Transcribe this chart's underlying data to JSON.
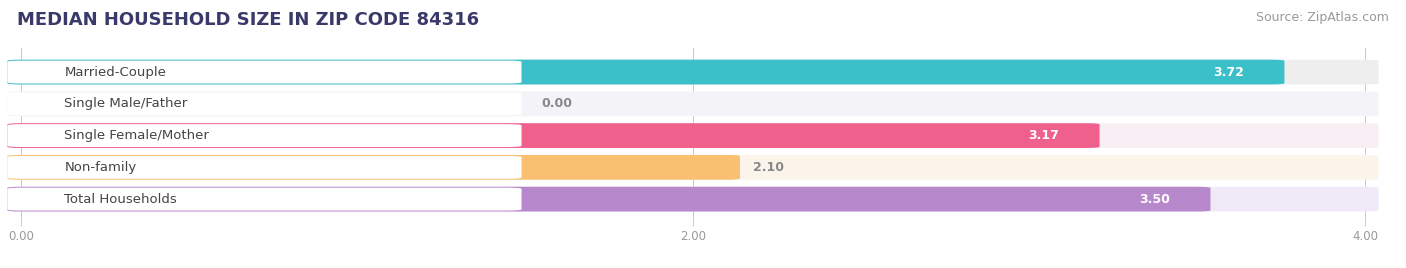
{
  "title": "MEDIAN HOUSEHOLD SIZE IN ZIP CODE 84316",
  "source": "Source: ZipAtlas.com",
  "categories": [
    "Married-Couple",
    "Single Male/Father",
    "Single Female/Mother",
    "Non-family",
    "Total Households"
  ],
  "values": [
    3.72,
    0.0,
    3.17,
    2.1,
    3.5
  ],
  "bar_colors": [
    "#3bbfc8",
    "#a0b4e8",
    "#f0608c",
    "#f8c070",
    "#b888cc"
  ],
  "bar_bg_colors": [
    "#eeeeee",
    "#f4f4f8",
    "#f8eef4",
    "#faf4ea",
    "#f0eaf8"
  ],
  "row_bg_color": "#f0f0f0",
  "xlim": [
    0,
    4.0
  ],
  "xticks": [
    0.0,
    2.0,
    4.0
  ],
  "xtick_labels": [
    "0.00",
    "2.00",
    "4.00"
  ],
  "title_fontsize": 13,
  "source_fontsize": 9,
  "label_fontsize": 9.5,
  "value_fontsize": 9,
  "background_color": "#ffffff",
  "title_color": "#3a3a6a",
  "label_text_color": "#444444",
  "value_color_inside": "#ffffff",
  "value_color_outside": "#888888"
}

# # # #

EXERCISE DIRECTIONS: Exactly reproduce the entries above, minus the pictures.

EXERCISE ANSWER:
Transcribe this chart's underlying data to JSON.
{
  "title": "MEDIAN HOUSEHOLD SIZE IN ZIP CODE 84316",
  "source": "Source: ZipAtlas.com",
  "categories": [
    "Married-Couple",
    "Single Male/Father",
    "Single Female/Mother",
    "Non-family",
    "Total Households"
  ],
  "values": [
    3.72,
    0.0,
    3.17,
    2.1,
    3.5
  ],
  "bar_colors": [
    "#3bbfc8",
    "#a0b4e8",
    "#f0608c",
    "#f8c070",
    "#b888cc"
  ],
  "bar_bg_colors": [
    "#eeeeee",
    "#f4f4f8",
    "#f8eef4",
    "#faf4ea",
    "#f0eaf8"
  ],
  "row_bg_color": "#f0f0f0",
  "xlim": [
    0,
    4.0
  ],
  "xticks": [
    0.0,
    2.0,
    4.0
  ],
  "xtick_labels": [
    "0.00",
    "2.00",
    "4.00"
  ],
  "title_fontsize": 13,
  "source_fontsize": 9,
  "label_fontsize": 9.5,
  "value_fontsize": 9,
  "background_color": "#ffffff",
  "title_color": "#3a3a6a",
  "label_text_color": "#444444",
  "value_color_inside": "#ffffff",
  "value_color_outside": "#888888"
}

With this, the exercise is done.